• _What you will do_:
Pull out every line below that holds the word "Brasil".

• _Listing_:
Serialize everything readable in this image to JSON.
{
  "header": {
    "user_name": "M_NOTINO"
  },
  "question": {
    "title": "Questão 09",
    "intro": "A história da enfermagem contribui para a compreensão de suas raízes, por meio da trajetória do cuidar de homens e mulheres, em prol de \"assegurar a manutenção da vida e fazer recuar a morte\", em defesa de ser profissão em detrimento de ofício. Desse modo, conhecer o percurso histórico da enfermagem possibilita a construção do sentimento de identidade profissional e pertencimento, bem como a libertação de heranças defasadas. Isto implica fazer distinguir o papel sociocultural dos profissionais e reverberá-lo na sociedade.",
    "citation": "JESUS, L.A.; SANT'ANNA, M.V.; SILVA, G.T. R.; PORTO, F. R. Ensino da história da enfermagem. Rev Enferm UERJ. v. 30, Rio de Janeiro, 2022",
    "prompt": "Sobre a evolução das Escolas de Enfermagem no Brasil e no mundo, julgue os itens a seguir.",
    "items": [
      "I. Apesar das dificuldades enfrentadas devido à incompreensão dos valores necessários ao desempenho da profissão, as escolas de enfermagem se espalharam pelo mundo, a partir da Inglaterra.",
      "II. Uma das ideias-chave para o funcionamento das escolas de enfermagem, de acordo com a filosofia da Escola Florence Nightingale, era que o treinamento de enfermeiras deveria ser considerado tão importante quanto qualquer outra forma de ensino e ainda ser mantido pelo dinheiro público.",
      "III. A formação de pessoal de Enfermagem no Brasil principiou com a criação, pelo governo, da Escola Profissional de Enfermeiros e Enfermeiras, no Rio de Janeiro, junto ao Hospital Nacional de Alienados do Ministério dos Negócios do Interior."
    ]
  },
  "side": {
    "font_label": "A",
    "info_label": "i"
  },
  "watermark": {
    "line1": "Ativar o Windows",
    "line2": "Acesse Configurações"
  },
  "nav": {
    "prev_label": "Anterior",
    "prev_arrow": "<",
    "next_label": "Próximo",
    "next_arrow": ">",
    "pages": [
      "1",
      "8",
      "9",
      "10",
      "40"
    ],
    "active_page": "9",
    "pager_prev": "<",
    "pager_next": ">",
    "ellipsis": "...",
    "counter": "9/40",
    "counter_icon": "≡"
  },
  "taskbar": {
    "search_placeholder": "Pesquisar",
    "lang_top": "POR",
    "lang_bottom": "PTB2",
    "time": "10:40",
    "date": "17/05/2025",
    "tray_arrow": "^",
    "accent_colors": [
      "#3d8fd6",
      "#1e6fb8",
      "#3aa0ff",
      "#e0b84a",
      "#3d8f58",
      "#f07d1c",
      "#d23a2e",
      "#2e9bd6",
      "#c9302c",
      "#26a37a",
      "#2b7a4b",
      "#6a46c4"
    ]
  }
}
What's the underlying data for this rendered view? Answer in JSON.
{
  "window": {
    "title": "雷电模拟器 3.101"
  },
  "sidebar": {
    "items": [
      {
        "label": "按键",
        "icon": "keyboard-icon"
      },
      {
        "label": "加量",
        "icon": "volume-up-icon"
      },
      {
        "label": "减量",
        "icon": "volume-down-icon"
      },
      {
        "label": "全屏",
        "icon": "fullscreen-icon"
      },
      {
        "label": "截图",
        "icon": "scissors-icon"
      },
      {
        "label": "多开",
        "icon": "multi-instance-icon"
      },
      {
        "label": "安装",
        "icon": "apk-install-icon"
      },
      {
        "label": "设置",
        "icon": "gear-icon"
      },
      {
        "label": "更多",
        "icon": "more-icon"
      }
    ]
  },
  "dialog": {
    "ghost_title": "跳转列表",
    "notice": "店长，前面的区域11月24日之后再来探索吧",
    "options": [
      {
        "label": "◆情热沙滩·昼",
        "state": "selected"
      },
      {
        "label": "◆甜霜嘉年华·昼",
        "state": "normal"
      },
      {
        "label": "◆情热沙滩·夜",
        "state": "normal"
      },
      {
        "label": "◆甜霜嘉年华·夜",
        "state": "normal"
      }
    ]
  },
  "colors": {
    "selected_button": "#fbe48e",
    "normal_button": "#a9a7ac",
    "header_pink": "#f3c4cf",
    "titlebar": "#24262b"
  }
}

• _Exercise result_:
    "prompt": "Sobre a evolução das Escolas de Enfermagem no Brasil e no mundo, julgue os itens a seguir.",
      "III. A formação de pessoal de Enfermagem no Brasil principiou com a criação, pelo governo, da Escola Profissional de Enfermeiros e Enfermeiras, no Rio de Janeiro, junto ao Hospital Nacional de Alienados do Ministério dos Negócios do Interior."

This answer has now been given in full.